◆ DATASET RECORDS
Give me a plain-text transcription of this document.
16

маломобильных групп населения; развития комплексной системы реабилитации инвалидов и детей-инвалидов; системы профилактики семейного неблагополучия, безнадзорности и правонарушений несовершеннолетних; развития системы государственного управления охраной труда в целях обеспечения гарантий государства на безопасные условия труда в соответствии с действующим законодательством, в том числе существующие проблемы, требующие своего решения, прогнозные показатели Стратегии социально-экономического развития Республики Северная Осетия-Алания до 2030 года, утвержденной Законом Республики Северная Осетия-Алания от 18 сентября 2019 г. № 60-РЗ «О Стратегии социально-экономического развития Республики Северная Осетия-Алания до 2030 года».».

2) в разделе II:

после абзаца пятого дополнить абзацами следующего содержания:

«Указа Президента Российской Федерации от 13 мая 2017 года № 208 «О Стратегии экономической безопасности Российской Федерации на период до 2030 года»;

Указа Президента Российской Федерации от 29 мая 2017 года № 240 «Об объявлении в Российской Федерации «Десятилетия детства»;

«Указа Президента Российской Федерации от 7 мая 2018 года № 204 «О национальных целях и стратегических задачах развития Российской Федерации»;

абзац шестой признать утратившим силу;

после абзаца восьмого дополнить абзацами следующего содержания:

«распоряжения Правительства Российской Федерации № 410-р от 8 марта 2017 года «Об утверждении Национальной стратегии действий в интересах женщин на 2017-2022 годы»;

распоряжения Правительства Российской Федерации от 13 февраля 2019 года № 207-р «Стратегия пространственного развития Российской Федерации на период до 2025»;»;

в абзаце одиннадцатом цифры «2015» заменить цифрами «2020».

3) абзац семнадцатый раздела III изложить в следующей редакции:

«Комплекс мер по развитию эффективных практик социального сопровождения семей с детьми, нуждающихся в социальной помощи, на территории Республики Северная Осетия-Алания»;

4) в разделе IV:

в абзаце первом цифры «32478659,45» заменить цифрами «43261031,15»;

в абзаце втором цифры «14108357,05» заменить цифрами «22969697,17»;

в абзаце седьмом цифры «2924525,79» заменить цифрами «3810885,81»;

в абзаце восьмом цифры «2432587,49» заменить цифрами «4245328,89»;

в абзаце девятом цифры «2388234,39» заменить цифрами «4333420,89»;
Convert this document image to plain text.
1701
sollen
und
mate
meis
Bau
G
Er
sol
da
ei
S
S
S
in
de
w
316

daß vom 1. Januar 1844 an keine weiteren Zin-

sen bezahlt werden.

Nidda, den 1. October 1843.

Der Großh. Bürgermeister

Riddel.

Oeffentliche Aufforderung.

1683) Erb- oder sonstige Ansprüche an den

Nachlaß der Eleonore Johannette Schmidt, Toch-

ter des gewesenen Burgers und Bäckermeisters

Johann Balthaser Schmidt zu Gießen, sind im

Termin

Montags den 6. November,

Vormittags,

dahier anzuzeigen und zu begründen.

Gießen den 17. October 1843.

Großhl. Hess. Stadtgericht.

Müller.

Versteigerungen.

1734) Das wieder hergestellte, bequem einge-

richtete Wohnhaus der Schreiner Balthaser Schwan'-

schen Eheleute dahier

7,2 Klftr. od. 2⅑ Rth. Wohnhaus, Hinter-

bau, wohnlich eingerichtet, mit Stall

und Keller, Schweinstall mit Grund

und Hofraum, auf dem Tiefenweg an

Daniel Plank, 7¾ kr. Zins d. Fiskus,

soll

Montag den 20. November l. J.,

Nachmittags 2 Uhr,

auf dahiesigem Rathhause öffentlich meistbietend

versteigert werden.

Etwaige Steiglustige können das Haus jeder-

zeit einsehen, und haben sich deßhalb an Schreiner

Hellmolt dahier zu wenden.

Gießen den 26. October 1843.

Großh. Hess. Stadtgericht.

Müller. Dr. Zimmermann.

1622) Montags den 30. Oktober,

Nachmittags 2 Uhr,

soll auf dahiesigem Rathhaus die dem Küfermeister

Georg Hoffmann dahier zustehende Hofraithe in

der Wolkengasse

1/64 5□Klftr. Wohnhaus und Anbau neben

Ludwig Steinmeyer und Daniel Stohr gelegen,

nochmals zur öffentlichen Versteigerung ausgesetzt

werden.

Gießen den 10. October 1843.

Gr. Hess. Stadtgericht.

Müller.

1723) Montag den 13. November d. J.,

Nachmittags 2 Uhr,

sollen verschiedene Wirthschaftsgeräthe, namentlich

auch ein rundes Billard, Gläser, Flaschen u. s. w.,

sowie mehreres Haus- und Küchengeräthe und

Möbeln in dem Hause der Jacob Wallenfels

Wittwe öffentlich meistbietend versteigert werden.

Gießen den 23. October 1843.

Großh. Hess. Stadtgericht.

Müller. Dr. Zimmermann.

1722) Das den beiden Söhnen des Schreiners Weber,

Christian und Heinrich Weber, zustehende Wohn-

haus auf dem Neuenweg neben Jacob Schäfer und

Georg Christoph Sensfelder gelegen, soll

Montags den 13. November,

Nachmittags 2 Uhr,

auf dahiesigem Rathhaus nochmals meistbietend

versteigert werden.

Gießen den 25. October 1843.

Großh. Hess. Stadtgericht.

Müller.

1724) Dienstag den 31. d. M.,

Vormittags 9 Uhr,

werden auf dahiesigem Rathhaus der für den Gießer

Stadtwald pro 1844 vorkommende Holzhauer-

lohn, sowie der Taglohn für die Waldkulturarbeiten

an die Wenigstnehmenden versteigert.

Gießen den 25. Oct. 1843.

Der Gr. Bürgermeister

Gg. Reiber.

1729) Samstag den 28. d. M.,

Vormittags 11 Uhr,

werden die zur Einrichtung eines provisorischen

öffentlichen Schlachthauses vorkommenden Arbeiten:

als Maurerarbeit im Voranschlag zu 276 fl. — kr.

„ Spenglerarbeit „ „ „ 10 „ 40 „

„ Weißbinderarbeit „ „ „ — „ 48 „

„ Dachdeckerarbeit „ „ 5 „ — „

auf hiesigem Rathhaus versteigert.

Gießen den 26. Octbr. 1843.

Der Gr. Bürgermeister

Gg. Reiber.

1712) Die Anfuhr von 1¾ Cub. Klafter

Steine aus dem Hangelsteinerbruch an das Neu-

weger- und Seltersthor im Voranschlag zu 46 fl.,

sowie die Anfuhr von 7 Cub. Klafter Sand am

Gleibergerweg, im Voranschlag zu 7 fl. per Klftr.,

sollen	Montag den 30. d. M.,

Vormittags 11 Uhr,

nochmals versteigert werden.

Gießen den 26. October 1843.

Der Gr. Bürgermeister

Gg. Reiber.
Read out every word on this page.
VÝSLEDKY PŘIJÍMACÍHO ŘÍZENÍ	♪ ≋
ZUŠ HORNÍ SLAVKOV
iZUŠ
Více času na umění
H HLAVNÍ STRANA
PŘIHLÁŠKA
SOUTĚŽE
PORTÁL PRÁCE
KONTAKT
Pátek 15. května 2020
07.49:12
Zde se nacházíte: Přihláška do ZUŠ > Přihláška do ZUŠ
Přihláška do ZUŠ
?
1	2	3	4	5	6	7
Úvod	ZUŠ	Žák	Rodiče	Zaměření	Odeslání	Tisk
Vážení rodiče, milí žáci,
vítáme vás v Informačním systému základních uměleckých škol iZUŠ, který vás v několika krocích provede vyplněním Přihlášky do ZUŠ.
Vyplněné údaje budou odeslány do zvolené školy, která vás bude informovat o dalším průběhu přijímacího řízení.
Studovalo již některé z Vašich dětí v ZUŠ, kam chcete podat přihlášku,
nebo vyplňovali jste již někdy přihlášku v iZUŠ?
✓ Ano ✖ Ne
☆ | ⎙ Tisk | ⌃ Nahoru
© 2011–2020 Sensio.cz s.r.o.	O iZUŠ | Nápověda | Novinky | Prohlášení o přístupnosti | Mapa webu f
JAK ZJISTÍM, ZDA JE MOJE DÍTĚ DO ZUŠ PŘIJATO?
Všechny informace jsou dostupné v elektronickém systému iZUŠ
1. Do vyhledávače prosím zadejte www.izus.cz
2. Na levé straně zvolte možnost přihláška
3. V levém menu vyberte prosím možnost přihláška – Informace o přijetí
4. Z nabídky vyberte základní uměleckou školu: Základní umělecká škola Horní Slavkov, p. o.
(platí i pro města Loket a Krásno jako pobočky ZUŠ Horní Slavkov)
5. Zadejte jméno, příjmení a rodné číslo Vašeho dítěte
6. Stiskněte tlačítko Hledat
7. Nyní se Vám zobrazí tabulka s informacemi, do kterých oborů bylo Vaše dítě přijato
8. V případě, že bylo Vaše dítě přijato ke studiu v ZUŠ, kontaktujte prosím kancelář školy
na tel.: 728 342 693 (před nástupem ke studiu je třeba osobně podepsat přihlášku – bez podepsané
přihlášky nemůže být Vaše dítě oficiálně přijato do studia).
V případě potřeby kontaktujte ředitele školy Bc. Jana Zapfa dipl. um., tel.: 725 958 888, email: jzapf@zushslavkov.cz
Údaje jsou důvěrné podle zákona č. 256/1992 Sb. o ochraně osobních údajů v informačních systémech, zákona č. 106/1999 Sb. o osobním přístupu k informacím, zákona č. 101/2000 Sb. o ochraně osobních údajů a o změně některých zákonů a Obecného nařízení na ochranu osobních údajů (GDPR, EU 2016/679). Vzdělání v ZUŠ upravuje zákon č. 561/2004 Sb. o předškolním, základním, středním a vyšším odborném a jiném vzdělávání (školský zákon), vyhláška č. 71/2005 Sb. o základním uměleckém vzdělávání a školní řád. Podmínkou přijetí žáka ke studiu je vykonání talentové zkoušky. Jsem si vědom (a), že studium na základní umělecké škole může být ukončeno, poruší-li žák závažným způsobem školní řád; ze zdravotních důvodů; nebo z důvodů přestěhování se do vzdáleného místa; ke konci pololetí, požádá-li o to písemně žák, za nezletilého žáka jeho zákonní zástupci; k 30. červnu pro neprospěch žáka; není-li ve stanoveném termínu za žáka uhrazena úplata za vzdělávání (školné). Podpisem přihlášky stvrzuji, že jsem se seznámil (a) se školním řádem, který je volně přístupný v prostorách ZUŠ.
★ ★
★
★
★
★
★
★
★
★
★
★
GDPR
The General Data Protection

◆ INSTRUCTIONS FOR THE TASK
Within the entries above, work out how many lines contain the word "případě". The number alone is the answer.

◆ RESULT OF THIS TASK
2